Copy out the lines from the one containing "flame-block[interactable]: quickSort xyxy=(233,412,302,430)" through the one containing "flame-fragment[interactable] xyxy=(9,432,15,450)", swapping "doPivot" for "partition" and leaving everything else untouched.
──────── SUPPLIED MATERIAL ────────
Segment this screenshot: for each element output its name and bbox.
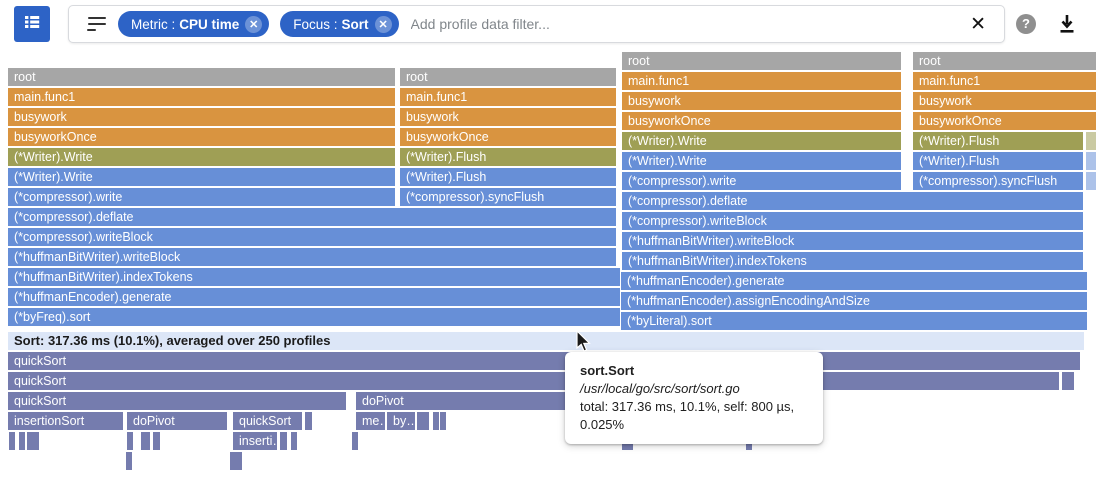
flame-block[interactable]: quickSort xyxy=(233,412,302,430)
view-list-icon xyxy=(22,12,42,37)
clear-filters-icon[interactable]: ✕ xyxy=(970,14,986,35)
flame-block[interactable]: busywork xyxy=(400,108,616,126)
flame-block[interactable]: (*huffmanEncoder).assignEncodingAndSize xyxy=(621,292,1087,310)
chip-prefix: Focus : xyxy=(293,16,338,32)
flame-block[interactable]: quickSort xyxy=(8,352,1080,370)
tooltip-function-name: sort.Sort xyxy=(580,363,635,378)
flame-block[interactable]: busyworkOnce xyxy=(913,112,1096,130)
flame-block[interactable]: main.func1 xyxy=(913,72,1096,90)
flame-block[interactable]: busywork xyxy=(622,92,901,110)
flame-fragment[interactable] xyxy=(280,432,287,450)
flame-fragment[interactable] xyxy=(1086,172,1096,190)
chip-prefix: Metric : xyxy=(131,16,176,32)
flame-block[interactable]: doPivot xyxy=(356,392,620,410)
flame-fragment[interactable] xyxy=(9,432,15,450)
flame-block[interactable]: (*huffmanBitWriter).writeBlock xyxy=(622,232,1083,250)
flame-block[interactable]: (*huffmanEncoder).generate xyxy=(621,272,1087,290)
flame-block[interactable]: busyworkOnce xyxy=(400,128,616,146)
flame-block[interactable]: (*compressor).syncFlush xyxy=(913,172,1083,190)
flame-fragment[interactable] xyxy=(440,412,446,430)
flame-fragment[interactable] xyxy=(305,412,312,430)
flame-fragment[interactable] xyxy=(127,432,133,450)
flame-block[interactable]: (*huffmanBitWriter).writeBlock xyxy=(8,248,616,266)
flame-block[interactable]: (*byLiteral).sort xyxy=(621,312,1087,330)
filter-chip-metric[interactable]: Metric : CPU time ✕ xyxy=(118,11,270,37)
flame-block[interactable]: (*huffmanEncoder).generate xyxy=(8,288,620,306)
flame-block[interactable]: (*compressor).write xyxy=(8,188,395,206)
flame-block[interactable]: (*Writer).Write xyxy=(622,152,901,170)
flame-block[interactable]: me… xyxy=(356,412,385,430)
flame-block[interactable]: (*Writer).Write xyxy=(8,168,395,186)
flame-block[interactable]: root xyxy=(913,52,1096,70)
profile-filter-bar: Metric : CPU time ✕ Focus : Sort ✕ ✕ xyxy=(68,5,1005,43)
flame-block[interactable]: quickSort xyxy=(8,392,346,410)
flame-fragment[interactable] xyxy=(230,452,236,470)
flame-block[interactable]: (*Writer).Flush xyxy=(913,152,1083,170)
flame-fragment[interactable] xyxy=(141,432,150,450)
download-icon[interactable] xyxy=(1054,11,1080,37)
menu-button[interactable] xyxy=(14,6,50,42)
flame-block[interactable]: (*huffmanBitWriter).indexTokens xyxy=(622,252,1083,270)
flame-block[interactable]: busywork xyxy=(8,108,395,126)
flame-block[interactable]: inserti… xyxy=(233,432,277,450)
flame-fragment[interactable] xyxy=(236,452,242,470)
tooltip-stats: total: 317.36 ms, 10.1%, self: 800 µs, 0… xyxy=(580,399,795,432)
flame-block[interactable]: (*Writer).Flush xyxy=(400,148,616,166)
help-icon[interactable]: ? xyxy=(1016,14,1036,34)
chip-value: Sort xyxy=(341,16,369,32)
flame-block[interactable]: root xyxy=(8,68,395,86)
filter-chip-focus[interactable]: Focus : Sort ✕ xyxy=(280,11,399,37)
flame-fragment[interactable] xyxy=(19,432,25,450)
flame-block[interactable]: (*compressor).writeBlock xyxy=(8,228,616,246)
flame-fragment[interactable] xyxy=(153,432,160,450)
chip-value: CPU time xyxy=(179,16,240,32)
flame-block[interactable]: busyworkOnce xyxy=(8,128,395,146)
flame-block[interactable]: busywork xyxy=(913,92,1096,110)
flame-block[interactable]: (*compressor).write xyxy=(622,172,901,190)
flame-fragment[interactable] xyxy=(291,432,297,450)
flame-fragment[interactable] xyxy=(27,432,33,450)
selected-node-band[interactable]: Sort: 317.36 ms (10.1%), averaged over 2… xyxy=(8,332,1084,350)
flame-block[interactable]: (*Writer).Write xyxy=(8,148,395,166)
flame-block[interactable]: (*compressor).deflate xyxy=(8,208,616,226)
node-tooltip: sort.Sort /usr/local/go/src/sort/sort.go… xyxy=(565,352,823,444)
flame-block[interactable]: by… xyxy=(387,412,415,430)
flame-fragment[interactable] xyxy=(417,412,429,430)
cancel-icon[interactable]: ✕ xyxy=(245,15,263,33)
mouse-cursor-icon xyxy=(575,329,593,359)
flame-block[interactable]: (*compressor).syncFlush xyxy=(400,188,616,206)
flame-block[interactable]: (*Writer).Flush xyxy=(400,168,616,186)
flame-block[interactable]: main.func1 xyxy=(400,88,616,106)
flame-block[interactable]: (*byFreq).sort xyxy=(8,308,620,326)
flame-block[interactable]: root xyxy=(622,52,901,70)
filter-input[interactable] xyxy=(410,16,1004,32)
flame-block[interactable]: root xyxy=(400,68,616,86)
flame-block[interactable]: busyworkOnce xyxy=(622,112,901,130)
flame-fragment[interactable] xyxy=(33,432,39,450)
flame-block[interactable]: quickSort xyxy=(8,372,1059,390)
flame-fragment[interactable] xyxy=(1086,132,1096,150)
flame-fragment[interactable] xyxy=(126,452,132,470)
flame-block[interactable]: main.func1 xyxy=(8,88,395,106)
flame-block[interactable]: (*huffmanBitWriter).indexTokens xyxy=(8,268,620,286)
flame-fragment[interactable] xyxy=(352,432,358,450)
flame-block[interactable]: insertionSort xyxy=(8,412,123,430)
flame-fragment[interactable] xyxy=(1086,152,1096,170)
flame-block[interactable]: (*Writer).Flush xyxy=(913,132,1083,150)
flame-block[interactable]: main.func1 xyxy=(622,72,901,90)
flame-fragment[interactable] xyxy=(433,412,439,430)
flame-block[interactable]: (*compressor).writeBlock xyxy=(622,212,1083,230)
tooltip-source-file: /usr/local/go/src/sort/sort.go xyxy=(580,381,740,396)
flame-fragment[interactable] xyxy=(1062,372,1074,390)
filter-list-icon xyxy=(87,17,107,31)
flame-block[interactable]: (*Writer).Write xyxy=(622,132,901,150)
cancel-icon[interactable]: ✕ xyxy=(374,15,392,33)
flame-block[interactable]: doPivot xyxy=(127,412,227,430)
flame-block[interactable]: (*compressor).deflate xyxy=(622,192,1083,210)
────────
RESPONSE TO THE EXERCISE ::
flame-block[interactable]: quickSort xyxy=(233,412,302,430)
view-list-icon xyxy=(22,12,42,37)
clear-filters-icon[interactable]: ✕ xyxy=(970,14,986,35)
flame-block[interactable]: busywork xyxy=(400,108,616,126)
flame-block[interactable]: (*huffmanEncoder).assignEncodingAndSize xyxy=(621,292,1087,310)
chip-prefix: Focus : xyxy=(293,16,338,32)
flame-block[interactable]: quickSort xyxy=(8,352,1080,370)
tooltip-function-name: sort.Sort xyxy=(580,363,635,378)
flame-block[interactable]: busyworkOnce xyxy=(913,112,1096,130)
flame-block[interactable]: main.func1 xyxy=(913,72,1096,90)
flame-block[interactable]: busywork xyxy=(622,92,901,110)
flame-fragment[interactable] xyxy=(280,432,287,450)
flame-fragment[interactable] xyxy=(1086,172,1096,190)
chip-prefix: Metric : xyxy=(131,16,176,32)
flame-block[interactable]: partition xyxy=(356,392,620,410)
flame-fragment[interactable] xyxy=(9,432,15,450)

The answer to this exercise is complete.